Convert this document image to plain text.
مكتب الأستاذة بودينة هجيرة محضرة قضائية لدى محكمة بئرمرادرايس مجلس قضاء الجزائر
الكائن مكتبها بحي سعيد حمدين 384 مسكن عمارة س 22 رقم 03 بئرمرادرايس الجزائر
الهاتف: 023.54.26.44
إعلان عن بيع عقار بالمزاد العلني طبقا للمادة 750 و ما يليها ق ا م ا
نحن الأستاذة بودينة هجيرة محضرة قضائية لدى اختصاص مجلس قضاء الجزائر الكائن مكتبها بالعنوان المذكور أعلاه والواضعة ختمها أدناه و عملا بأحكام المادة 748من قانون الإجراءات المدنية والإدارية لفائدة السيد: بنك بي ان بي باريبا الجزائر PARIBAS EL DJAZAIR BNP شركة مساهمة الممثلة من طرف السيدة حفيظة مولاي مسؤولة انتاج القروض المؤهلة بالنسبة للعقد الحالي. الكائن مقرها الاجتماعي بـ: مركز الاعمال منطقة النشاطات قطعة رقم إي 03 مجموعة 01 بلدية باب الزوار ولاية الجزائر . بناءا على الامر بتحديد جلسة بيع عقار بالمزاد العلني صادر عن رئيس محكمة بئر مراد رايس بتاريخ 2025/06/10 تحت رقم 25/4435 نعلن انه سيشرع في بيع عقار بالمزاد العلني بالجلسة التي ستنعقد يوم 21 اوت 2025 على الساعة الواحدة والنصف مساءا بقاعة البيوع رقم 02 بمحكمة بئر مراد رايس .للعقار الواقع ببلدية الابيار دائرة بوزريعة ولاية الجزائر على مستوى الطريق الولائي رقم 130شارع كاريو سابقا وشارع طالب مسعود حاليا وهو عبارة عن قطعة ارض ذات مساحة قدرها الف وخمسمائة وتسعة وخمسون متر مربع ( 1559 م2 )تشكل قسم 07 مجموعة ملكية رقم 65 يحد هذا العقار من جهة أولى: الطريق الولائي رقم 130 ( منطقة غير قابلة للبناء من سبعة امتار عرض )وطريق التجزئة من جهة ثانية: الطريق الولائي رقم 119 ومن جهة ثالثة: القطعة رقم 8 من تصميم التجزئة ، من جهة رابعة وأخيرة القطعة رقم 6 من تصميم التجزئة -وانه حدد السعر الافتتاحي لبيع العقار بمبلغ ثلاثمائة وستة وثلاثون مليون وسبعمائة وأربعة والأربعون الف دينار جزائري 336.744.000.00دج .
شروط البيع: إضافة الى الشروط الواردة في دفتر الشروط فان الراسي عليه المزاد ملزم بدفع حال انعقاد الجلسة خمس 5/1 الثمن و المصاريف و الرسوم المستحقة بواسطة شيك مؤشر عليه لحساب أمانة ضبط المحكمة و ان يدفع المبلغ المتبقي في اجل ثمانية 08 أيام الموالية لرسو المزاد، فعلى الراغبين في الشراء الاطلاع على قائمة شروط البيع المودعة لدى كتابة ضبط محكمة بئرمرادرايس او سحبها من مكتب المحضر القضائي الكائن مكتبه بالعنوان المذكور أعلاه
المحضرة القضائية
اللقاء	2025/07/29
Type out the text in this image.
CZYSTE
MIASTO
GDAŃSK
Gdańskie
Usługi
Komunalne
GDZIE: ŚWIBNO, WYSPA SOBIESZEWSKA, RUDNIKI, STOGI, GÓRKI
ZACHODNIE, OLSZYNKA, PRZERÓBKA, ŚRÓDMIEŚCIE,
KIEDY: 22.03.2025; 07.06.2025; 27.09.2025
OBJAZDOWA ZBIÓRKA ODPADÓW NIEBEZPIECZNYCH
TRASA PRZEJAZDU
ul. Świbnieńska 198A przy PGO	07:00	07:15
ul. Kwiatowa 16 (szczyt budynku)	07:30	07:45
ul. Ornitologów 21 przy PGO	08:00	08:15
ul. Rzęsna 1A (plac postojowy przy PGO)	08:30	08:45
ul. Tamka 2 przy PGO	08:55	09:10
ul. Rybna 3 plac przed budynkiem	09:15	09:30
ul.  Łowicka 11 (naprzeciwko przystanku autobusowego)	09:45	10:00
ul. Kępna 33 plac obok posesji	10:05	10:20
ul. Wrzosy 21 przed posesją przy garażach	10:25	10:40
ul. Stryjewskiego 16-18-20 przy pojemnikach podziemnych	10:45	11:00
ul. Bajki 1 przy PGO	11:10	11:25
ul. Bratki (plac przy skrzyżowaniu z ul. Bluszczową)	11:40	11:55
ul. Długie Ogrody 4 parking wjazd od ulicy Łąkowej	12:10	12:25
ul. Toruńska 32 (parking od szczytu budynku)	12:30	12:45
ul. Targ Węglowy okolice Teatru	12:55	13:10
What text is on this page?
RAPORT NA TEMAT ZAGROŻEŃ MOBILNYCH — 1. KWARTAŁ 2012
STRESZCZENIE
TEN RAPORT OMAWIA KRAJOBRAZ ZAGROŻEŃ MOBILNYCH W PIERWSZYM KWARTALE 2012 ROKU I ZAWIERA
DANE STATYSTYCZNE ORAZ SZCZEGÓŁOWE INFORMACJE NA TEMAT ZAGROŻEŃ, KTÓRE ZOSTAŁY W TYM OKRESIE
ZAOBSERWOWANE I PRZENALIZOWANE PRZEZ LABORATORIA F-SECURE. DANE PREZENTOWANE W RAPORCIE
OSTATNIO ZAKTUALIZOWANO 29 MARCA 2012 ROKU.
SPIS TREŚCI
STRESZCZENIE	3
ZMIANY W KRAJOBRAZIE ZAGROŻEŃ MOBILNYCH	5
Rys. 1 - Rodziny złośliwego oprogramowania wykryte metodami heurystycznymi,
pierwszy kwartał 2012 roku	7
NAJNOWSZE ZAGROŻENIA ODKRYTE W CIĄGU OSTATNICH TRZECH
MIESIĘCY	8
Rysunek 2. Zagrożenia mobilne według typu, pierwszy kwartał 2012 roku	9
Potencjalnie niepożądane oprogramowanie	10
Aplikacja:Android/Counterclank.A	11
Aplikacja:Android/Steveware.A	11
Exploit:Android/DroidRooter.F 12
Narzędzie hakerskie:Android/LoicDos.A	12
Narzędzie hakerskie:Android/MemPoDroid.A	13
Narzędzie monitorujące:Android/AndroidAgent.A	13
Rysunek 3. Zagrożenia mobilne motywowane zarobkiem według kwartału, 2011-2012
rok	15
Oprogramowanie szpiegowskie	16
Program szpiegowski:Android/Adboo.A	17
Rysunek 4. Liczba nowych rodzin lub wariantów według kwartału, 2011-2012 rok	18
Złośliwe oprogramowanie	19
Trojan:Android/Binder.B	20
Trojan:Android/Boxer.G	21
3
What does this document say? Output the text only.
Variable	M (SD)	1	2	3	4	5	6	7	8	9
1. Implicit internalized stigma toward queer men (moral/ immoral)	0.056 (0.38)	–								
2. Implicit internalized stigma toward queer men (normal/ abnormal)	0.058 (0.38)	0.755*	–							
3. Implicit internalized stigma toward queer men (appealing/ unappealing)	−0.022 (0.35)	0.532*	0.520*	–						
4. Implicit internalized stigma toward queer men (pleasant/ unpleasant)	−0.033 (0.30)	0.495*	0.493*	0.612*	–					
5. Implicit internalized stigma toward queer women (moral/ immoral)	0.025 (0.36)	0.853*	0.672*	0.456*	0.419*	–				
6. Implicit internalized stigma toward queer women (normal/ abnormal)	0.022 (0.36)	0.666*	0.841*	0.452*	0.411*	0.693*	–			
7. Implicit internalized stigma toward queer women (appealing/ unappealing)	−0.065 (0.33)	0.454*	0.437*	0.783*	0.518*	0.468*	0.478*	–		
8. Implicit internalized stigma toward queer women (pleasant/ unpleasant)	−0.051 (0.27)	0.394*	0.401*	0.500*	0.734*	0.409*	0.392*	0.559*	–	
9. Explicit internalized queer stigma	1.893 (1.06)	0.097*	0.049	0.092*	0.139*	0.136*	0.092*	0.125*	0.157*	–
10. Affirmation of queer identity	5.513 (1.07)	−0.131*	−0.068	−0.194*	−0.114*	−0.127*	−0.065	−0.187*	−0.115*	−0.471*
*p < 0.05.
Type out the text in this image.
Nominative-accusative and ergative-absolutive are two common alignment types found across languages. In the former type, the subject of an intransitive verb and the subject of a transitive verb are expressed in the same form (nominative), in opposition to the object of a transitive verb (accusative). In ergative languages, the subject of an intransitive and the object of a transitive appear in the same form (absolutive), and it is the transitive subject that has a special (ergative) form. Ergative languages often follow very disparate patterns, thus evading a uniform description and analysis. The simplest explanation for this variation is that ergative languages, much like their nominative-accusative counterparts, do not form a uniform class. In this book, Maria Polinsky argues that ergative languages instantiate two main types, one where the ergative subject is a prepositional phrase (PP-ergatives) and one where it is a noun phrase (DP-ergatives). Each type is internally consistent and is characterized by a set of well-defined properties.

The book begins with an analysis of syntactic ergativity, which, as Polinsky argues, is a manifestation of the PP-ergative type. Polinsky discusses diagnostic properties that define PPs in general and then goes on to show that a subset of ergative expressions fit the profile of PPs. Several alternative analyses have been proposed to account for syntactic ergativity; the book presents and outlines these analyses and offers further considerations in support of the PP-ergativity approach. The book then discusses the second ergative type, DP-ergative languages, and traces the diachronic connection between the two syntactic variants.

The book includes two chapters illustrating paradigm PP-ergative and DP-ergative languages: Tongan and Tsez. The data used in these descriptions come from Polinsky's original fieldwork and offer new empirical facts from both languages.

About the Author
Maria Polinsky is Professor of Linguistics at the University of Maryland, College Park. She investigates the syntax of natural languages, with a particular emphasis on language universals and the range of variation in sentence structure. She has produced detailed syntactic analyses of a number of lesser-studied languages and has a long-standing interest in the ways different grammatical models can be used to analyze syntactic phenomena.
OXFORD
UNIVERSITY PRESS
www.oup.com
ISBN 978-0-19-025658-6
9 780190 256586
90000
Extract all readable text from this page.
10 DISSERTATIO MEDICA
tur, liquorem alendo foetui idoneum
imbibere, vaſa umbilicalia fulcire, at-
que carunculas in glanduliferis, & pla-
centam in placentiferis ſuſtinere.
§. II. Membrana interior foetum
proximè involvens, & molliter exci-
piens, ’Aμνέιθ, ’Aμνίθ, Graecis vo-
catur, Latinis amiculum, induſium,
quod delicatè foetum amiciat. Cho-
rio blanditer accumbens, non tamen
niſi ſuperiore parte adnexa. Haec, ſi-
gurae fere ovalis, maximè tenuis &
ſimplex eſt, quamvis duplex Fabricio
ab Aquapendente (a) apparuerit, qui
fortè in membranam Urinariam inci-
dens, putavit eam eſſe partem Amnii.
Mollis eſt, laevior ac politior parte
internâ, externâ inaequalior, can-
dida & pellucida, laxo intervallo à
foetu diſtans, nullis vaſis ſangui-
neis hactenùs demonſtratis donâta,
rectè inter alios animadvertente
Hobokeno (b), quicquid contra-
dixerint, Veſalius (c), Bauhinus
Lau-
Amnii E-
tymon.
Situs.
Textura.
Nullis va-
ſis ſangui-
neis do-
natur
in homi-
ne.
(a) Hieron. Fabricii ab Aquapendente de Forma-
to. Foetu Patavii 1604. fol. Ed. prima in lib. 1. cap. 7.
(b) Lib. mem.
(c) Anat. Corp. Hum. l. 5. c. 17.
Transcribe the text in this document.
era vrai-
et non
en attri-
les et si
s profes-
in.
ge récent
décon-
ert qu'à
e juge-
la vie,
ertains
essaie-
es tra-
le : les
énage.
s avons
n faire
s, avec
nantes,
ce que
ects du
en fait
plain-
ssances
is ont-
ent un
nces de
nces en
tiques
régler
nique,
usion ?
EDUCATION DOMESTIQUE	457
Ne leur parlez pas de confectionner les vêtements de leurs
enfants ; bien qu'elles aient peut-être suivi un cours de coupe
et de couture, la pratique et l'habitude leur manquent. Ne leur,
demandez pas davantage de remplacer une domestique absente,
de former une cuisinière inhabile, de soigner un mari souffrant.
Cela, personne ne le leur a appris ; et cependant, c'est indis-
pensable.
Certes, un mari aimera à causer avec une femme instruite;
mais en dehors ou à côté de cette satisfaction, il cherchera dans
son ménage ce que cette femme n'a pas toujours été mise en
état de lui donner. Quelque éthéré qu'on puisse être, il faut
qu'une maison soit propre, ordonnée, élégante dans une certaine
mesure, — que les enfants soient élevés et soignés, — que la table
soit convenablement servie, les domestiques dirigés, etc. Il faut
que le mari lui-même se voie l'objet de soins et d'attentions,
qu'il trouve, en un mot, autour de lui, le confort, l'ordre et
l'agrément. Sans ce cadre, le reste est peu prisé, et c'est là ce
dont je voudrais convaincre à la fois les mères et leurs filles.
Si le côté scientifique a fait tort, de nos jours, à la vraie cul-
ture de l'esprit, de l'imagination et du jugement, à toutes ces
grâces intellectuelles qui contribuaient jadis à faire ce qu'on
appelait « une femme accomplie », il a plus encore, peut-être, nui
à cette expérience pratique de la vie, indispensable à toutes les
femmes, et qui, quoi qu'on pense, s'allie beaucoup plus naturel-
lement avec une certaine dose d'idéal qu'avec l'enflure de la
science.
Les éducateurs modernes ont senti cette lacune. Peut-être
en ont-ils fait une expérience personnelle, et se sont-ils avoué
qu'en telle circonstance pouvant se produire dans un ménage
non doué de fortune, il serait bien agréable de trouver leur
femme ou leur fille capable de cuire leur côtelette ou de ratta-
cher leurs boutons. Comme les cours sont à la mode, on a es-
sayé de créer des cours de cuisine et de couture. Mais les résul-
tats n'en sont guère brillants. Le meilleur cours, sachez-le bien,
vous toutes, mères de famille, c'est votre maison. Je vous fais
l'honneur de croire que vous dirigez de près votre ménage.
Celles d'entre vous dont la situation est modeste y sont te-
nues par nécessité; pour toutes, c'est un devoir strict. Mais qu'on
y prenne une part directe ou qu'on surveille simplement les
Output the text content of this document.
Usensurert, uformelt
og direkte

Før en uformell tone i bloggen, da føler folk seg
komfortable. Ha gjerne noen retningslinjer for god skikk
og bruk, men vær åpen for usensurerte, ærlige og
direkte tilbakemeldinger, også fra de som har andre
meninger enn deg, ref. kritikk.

※

* _DIRECTIONS FOR THIS TASK_
Look through the entries above and report each line where the string "votre" occurs.

* _CORRECT OUTPUT_
vous toutes, mères de famille, c'est votre maison. Je vous fais
l'honneur de croire que vous dirigez de près votre ménage.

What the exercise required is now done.